Written problem:
Search the records for "files" and copy each line that holds it.

[Stored data]
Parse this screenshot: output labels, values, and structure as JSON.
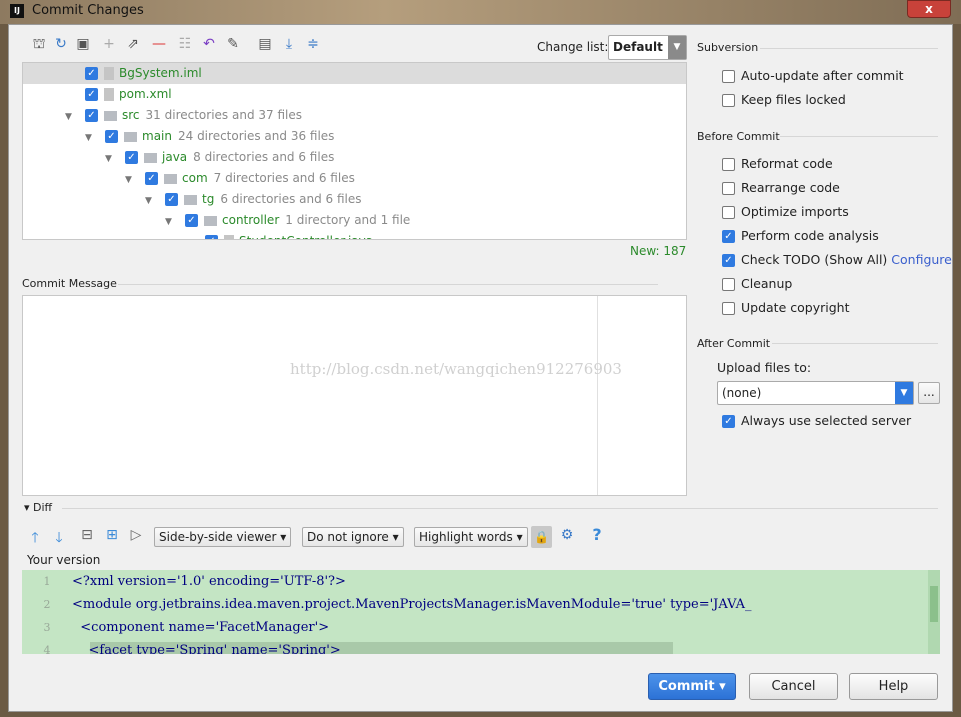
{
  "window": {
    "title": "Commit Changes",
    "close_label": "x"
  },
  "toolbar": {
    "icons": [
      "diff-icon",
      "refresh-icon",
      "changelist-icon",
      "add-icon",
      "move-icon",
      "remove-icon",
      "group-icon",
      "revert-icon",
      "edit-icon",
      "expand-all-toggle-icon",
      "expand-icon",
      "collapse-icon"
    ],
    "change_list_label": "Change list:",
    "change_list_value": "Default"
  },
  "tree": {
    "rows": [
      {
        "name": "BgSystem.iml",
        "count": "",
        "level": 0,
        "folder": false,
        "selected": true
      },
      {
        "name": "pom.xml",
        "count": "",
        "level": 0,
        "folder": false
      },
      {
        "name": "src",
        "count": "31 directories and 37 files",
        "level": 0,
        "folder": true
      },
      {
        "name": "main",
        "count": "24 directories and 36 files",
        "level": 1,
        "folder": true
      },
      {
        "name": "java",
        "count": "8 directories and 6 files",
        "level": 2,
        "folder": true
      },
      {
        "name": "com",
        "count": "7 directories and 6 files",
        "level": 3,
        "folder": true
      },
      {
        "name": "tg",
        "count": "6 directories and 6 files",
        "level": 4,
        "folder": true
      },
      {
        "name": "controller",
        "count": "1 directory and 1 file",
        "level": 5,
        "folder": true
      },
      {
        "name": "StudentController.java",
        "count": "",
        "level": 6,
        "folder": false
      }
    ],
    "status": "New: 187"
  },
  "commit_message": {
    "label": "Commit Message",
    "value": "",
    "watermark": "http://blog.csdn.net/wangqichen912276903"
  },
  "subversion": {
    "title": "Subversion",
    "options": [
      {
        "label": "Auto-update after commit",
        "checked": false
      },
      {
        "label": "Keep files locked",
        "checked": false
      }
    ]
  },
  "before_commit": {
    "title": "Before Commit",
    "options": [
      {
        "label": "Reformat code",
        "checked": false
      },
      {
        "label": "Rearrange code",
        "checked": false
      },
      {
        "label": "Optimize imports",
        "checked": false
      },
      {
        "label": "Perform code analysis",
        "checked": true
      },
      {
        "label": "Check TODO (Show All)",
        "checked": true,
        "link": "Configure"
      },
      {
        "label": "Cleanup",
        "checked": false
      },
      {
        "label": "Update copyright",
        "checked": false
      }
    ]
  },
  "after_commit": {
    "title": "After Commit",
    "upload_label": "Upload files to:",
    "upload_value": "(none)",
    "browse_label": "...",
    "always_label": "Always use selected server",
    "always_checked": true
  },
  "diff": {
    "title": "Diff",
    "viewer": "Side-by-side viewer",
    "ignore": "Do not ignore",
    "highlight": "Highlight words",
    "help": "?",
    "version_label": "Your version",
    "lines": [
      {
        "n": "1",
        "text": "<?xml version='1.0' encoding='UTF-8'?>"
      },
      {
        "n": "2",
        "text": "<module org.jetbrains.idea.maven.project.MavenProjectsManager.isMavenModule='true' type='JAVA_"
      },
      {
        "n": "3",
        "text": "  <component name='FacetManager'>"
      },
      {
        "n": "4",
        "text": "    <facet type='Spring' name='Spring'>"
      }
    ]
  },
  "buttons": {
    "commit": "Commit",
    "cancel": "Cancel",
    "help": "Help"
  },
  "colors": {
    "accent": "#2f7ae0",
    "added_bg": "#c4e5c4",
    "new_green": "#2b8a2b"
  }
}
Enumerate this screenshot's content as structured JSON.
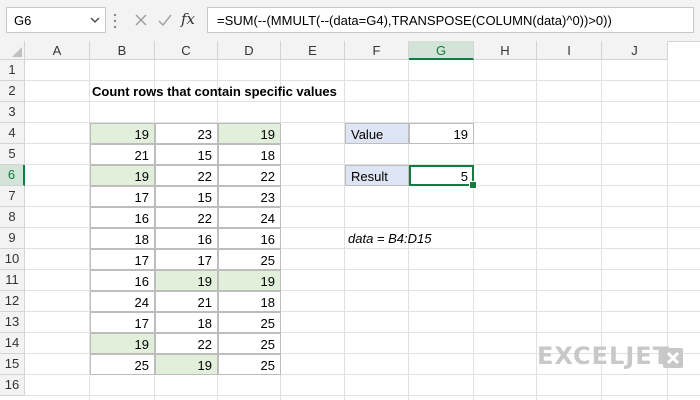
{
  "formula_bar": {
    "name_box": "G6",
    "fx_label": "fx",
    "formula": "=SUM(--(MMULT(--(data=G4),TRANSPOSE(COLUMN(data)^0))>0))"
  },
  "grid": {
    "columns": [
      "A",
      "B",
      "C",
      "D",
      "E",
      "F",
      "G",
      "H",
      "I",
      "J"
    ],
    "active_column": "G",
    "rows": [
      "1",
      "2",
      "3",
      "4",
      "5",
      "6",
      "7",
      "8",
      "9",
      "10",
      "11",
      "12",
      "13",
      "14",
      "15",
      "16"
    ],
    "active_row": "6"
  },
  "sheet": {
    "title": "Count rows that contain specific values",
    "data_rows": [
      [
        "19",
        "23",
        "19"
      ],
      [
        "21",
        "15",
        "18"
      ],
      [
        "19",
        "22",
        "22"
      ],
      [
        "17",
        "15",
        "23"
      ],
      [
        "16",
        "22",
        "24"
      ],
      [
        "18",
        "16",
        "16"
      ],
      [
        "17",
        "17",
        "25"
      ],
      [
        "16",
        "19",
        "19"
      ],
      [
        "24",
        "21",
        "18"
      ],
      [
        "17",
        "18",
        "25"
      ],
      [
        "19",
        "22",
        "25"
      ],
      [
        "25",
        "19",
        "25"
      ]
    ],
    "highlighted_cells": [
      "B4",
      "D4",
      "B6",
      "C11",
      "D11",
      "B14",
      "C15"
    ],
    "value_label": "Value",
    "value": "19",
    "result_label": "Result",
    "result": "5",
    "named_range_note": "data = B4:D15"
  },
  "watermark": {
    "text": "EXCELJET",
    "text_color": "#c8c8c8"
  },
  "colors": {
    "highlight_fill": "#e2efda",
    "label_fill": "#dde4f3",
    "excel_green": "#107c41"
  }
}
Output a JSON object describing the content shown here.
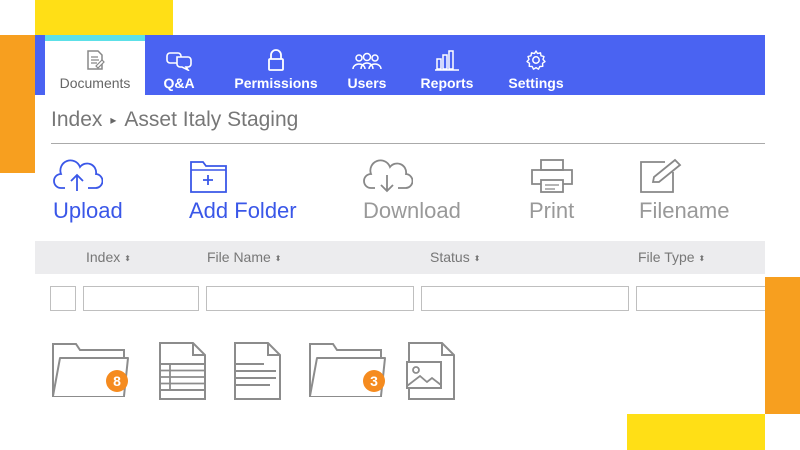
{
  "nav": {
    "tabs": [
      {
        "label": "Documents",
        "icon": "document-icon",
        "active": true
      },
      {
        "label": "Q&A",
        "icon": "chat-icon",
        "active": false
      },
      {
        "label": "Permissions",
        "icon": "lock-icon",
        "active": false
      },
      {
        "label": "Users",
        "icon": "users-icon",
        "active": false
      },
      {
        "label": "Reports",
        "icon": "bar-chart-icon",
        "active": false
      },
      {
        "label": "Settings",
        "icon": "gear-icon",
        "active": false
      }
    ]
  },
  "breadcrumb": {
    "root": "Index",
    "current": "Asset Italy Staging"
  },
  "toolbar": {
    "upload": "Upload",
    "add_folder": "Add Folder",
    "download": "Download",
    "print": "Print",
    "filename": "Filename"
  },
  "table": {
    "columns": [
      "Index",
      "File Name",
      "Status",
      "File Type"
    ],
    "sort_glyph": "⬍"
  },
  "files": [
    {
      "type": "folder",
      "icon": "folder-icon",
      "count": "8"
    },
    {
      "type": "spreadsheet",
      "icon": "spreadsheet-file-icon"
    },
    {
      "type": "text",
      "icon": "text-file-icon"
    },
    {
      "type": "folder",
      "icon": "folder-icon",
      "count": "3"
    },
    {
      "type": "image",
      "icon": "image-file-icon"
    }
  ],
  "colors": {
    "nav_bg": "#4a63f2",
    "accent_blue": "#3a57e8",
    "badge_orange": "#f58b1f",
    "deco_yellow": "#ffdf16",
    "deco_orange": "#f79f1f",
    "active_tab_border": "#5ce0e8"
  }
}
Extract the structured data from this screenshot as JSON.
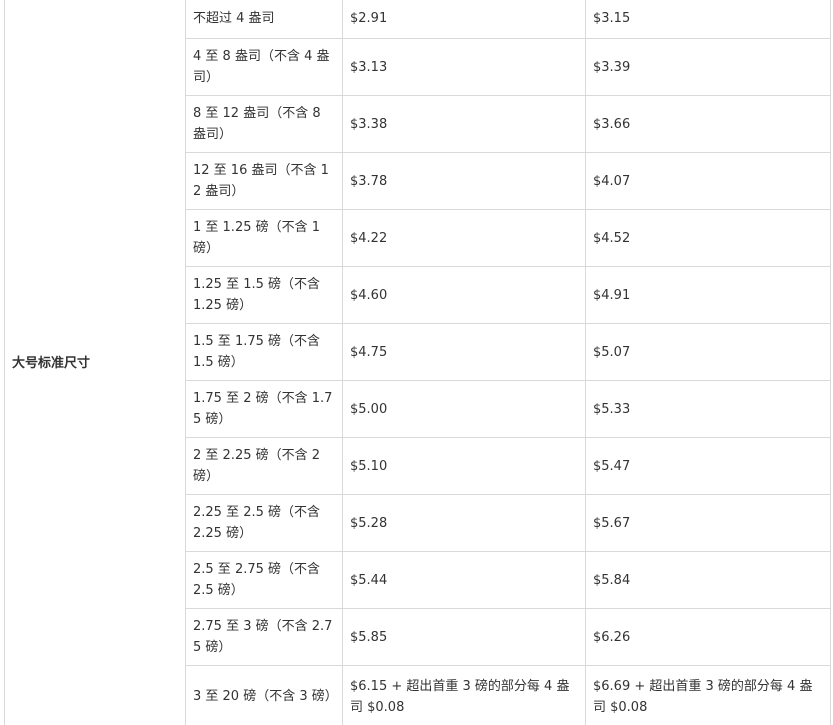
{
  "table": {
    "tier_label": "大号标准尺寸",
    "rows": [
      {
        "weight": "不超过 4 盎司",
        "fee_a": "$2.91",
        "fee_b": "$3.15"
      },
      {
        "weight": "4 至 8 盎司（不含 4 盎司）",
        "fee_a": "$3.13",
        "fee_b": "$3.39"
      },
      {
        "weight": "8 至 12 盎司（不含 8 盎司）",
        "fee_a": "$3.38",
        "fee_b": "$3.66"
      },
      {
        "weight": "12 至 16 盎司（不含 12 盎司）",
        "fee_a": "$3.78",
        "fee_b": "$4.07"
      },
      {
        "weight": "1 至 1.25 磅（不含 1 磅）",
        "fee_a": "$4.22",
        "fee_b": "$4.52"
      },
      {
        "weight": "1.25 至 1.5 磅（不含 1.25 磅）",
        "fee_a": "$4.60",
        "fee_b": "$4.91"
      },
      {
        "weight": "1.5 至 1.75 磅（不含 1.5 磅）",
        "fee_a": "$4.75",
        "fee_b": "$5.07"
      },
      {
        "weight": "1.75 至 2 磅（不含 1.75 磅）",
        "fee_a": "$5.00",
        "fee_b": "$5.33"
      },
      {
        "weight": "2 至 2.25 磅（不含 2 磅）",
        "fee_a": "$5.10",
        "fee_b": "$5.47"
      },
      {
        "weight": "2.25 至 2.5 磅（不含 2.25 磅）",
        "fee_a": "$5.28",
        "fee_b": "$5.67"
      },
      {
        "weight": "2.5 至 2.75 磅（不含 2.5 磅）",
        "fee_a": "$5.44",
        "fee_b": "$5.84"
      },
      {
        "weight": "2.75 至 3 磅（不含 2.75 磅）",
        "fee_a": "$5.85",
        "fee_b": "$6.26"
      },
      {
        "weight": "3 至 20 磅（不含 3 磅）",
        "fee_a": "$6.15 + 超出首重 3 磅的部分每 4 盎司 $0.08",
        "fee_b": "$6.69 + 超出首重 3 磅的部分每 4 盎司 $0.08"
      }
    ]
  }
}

Exercise solution:
        "count": "31 directories and 37 files",
        "count": "24 directories and 36 files",
        "count": "8 directories and 6 files",
        "count": "7 directories and 6 files",
        "count": "6 directories and 6 files",
        "label": "Keep files locked",
    "upload_label": "Upload files to:",
  "files": [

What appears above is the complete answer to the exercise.